> Work to complete
Reproduce each of the following lines verbatim, with nothing altered or left out.

(Stored records)
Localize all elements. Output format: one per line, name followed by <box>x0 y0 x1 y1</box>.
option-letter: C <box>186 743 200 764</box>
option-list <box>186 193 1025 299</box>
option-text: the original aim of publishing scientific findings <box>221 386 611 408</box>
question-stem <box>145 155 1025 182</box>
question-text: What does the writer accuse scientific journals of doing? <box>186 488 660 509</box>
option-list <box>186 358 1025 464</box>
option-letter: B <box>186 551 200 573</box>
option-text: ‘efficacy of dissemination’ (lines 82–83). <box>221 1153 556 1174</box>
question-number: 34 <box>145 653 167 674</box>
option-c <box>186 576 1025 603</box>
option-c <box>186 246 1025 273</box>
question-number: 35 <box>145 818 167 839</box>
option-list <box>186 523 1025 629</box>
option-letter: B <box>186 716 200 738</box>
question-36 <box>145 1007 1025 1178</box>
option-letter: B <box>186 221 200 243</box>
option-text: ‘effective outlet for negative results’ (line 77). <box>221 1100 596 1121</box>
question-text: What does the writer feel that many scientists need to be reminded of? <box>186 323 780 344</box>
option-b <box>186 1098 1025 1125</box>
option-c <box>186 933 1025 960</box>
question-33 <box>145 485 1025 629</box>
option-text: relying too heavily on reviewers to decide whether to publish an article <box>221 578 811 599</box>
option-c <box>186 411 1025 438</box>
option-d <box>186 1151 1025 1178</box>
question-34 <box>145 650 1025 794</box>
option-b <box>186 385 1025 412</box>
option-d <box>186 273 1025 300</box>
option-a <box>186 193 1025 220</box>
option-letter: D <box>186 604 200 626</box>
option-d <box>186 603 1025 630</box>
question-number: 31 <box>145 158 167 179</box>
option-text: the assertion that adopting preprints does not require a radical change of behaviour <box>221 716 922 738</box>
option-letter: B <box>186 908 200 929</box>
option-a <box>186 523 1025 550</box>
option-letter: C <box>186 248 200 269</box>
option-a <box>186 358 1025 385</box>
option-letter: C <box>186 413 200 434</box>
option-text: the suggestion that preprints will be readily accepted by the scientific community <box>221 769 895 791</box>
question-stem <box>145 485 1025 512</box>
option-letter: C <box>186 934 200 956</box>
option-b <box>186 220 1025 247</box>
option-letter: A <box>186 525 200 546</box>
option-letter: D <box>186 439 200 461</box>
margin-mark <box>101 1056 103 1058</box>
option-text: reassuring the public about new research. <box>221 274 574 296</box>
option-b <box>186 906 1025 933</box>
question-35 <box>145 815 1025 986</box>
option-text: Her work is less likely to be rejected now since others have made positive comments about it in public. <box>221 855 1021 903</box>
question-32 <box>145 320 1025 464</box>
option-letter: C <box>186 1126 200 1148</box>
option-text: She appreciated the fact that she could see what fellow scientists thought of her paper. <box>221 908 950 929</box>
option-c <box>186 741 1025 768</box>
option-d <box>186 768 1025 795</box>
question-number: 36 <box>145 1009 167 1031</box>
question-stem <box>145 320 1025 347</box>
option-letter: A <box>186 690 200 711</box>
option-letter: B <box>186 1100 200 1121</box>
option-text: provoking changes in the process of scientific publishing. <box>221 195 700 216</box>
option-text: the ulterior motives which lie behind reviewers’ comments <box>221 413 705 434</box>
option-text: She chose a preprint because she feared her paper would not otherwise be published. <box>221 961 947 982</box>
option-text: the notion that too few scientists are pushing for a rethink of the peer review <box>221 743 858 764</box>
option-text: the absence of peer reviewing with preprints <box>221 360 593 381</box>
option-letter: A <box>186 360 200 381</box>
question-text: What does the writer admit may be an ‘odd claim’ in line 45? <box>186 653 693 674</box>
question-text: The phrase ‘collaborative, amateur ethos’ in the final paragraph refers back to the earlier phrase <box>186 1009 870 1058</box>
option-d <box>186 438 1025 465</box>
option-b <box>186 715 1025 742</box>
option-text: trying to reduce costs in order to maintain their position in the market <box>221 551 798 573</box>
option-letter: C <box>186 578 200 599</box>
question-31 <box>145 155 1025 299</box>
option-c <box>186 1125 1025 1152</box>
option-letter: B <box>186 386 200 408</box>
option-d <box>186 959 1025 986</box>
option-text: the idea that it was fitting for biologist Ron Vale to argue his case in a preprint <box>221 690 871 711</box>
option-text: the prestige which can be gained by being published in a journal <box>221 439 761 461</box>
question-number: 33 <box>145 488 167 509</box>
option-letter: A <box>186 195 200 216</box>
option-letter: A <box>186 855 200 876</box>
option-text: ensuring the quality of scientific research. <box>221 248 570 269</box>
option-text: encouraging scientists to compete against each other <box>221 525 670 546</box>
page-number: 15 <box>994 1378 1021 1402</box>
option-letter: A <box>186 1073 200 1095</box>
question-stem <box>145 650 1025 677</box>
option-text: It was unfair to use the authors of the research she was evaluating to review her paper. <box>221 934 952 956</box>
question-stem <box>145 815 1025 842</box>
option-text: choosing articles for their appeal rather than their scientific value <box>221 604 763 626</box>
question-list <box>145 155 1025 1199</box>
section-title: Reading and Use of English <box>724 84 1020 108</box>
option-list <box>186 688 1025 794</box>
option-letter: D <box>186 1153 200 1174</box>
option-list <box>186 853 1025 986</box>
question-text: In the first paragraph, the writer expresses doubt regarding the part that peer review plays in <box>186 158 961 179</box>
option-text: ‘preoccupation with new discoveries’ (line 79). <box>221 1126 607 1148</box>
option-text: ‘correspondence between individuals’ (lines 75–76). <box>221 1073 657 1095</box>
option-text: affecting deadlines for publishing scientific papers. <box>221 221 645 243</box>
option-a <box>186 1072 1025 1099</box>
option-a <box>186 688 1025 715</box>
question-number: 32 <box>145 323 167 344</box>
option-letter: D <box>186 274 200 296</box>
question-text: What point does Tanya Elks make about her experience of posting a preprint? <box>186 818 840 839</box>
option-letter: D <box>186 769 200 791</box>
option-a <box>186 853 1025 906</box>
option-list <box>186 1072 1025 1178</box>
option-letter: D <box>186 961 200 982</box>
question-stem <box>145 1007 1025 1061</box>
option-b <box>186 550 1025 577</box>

> Answer for the task
Localize all elements. Output format: one per line, name followed by <box>x0 y0 x1 y1</box>.
option-letter: C <box>186 743 200 764</box>
option-list <box>186 193 1025 299</box>
option-text: the original aim of publishing scientific findings <box>221 386 611 408</box>
question-stem <box>145 155 1025 182</box>
question-text: What does the writer accuse scientific journals of doing? <box>186 488 660 509</box>
option-list <box>186 358 1025 464</box>
option-letter: B <box>186 551 200 573</box>
option-text: ‘efficacy of dissemination’ (lines 82–83). <box>221 1153 556 1174</box>
question-number: 34 <box>145 653 167 674</box>
option-c <box>186 576 1025 603</box>
option-c <box>186 246 1025 273</box>
question-number: 35 <box>145 818 167 839</box>
option-list <box>186 523 1025 629</box>
option-letter: B <box>186 716 200 738</box>
question-36 <box>145 1007 1025 1178</box>
option-letter: B <box>186 221 200 243</box>
option-text: ‘effective outlet for negative results’ (line 77). <box>221 1100 596 1121</box>
question-text: What does the writer feel that many scientists need to be reminded of? <box>186 323 780 344</box>
option-b <box>186 1098 1025 1125</box>
option-c <box>186 933 1025 960</box>
question-33 <box>145 485 1025 629</box>
option-text: relying too heavily on reviewers to decide whether to publish an article <box>221 578 811 599</box>
option-c <box>186 411 1025 438</box>
option-d <box>186 1151 1025 1178</box>
question-34 <box>145 650 1025 794</box>
option-b <box>186 385 1025 412</box>
option-d <box>186 273 1025 300</box>
option-a <box>186 193 1025 220</box>
option-letter: D <box>186 604 200 626</box>
option-d <box>186 603 1025 630</box>
question-number: 31 <box>145 158 167 179</box>
option-text: the assertion that adopting preprints does not require a radical change of behaviour <box>221 716 922 738</box>
option-letter: B <box>186 908 200 929</box>
option-a <box>186 523 1025 550</box>
option-letter: C <box>186 248 200 269</box>
option-a <box>186 358 1025 385</box>
option-letter: C <box>186 413 200 434</box>
option-text: the suggestion that preprints will be readily accepted by the scientific community <box>221 769 895 791</box>
question-stem <box>145 485 1025 512</box>
option-letter: C <box>186 934 200 956</box>
option-b <box>186 220 1025 247</box>
option-letter: A <box>186 525 200 546</box>
option-letter: D <box>186 439 200 461</box>
margin-mark <box>101 1056 103 1058</box>
option-text: reassuring the public about new research. <box>221 274 574 296</box>
option-b <box>186 906 1025 933</box>
question-35 <box>145 815 1025 986</box>
option-text: Her work is less likely to be rejected now since others have made positive comments about it in public. <box>221 855 1021 903</box>
question-32 <box>145 320 1025 464</box>
option-letter: C <box>186 1126 200 1148</box>
option-text: She appreciated the fact that she could see what fellow scientists thought of her paper. <box>221 908 950 929</box>
option-c <box>186 741 1025 768</box>
option-d <box>186 768 1025 795</box>
question-number: 36 <box>145 1009 167 1031</box>
question-stem <box>145 320 1025 347</box>
option-letter: A <box>186 690 200 711</box>
option-letter: B <box>186 1100 200 1121</box>
option-text: provoking changes in the process of scientific publishing. <box>221 195 700 216</box>
option-text: the ulterior motives which lie behind reviewers’ comments <box>221 413 705 434</box>
option-text: She chose a preprint because she feared her paper would not otherwise be published. <box>221 961 947 982</box>
option-text: the notion that too few scientists are pushing for a rethink of the peer review <box>221 743 858 764</box>
option-text: the absence of peer reviewing with preprints <box>221 360 593 381</box>
option-letter: A <box>186 360 200 381</box>
question-text: What does the writer admit may be an ‘odd claim’ in line 45? <box>186 653 693 674</box>
question-text: The phrase ‘collaborative, amateur ethos’ in the final paragraph refers back to the earlier phrase <box>186 1009 870 1058</box>
option-d <box>186 438 1025 465</box>
option-b <box>186 715 1025 742</box>
option-text: trying to reduce costs in order to maintain their position in the market <box>221 551 798 573</box>
option-letter: C <box>186 578 200 599</box>
question-31 <box>145 155 1025 299</box>
option-c <box>186 1125 1025 1152</box>
option-letter: B <box>186 386 200 408</box>
option-d <box>186 959 1025 986</box>
option-text: the idea that it was fitting for biologist Ron Vale to argue his case in a preprint <box>221 690 871 711</box>
option-text: the prestige which can be gained by being published in a journal <box>221 439 761 461</box>
question-number: 33 <box>145 488 167 509</box>
option-letter: A <box>186 195 200 216</box>
option-letter: A <box>186 855 200 876</box>
option-text: ensuring the quality of scientific research. <box>221 248 570 269</box>
option-text: encouraging scientists to compete against each other <box>221 525 670 546</box>
page-number: 15 <box>994 1378 1021 1402</box>
option-letter: A <box>186 1073 200 1095</box>
question-stem <box>145 650 1025 677</box>
option-text: It was unfair to use the authors of the research she was evaluating to review her paper. <box>221 934 952 956</box>
question-stem <box>145 815 1025 842</box>
option-text: choosing articles for their appeal rather than their scientific value <box>221 604 763 626</box>
question-list <box>145 155 1025 1199</box>
section-title: Reading and Use of English <box>724 84 1020 108</box>
option-list <box>186 688 1025 794</box>
option-letter: D <box>186 1153 200 1174</box>
option-list <box>186 853 1025 986</box>
question-text: In the first paragraph, the writer expresses doubt regarding the part that peer review plays in <box>186 158 961 179</box>
option-text: ‘preoccupation with new discoveries’ (line 79). <box>221 1126 607 1148</box>
option-text: ‘correspondence between individuals’ (lines 75–76). <box>221 1073 657 1095</box>
option-text: affecting deadlines for publishing scientific papers. <box>221 221 645 243</box>
option-a <box>186 1072 1025 1099</box>
option-a <box>186 688 1025 715</box>
question-number: 32 <box>145 323 167 344</box>
option-letter: D <box>186 274 200 296</box>
question-text: What point does Tanya Elks make about her experience of posting a preprint? <box>186 818 840 839</box>
option-letter: D <box>186 769 200 791</box>
option-a <box>186 853 1025 906</box>
option-list <box>186 1072 1025 1178</box>
option-letter: D <box>186 961 200 982</box>
question-stem <box>145 1007 1025 1061</box>
option-b <box>186 550 1025 577</box>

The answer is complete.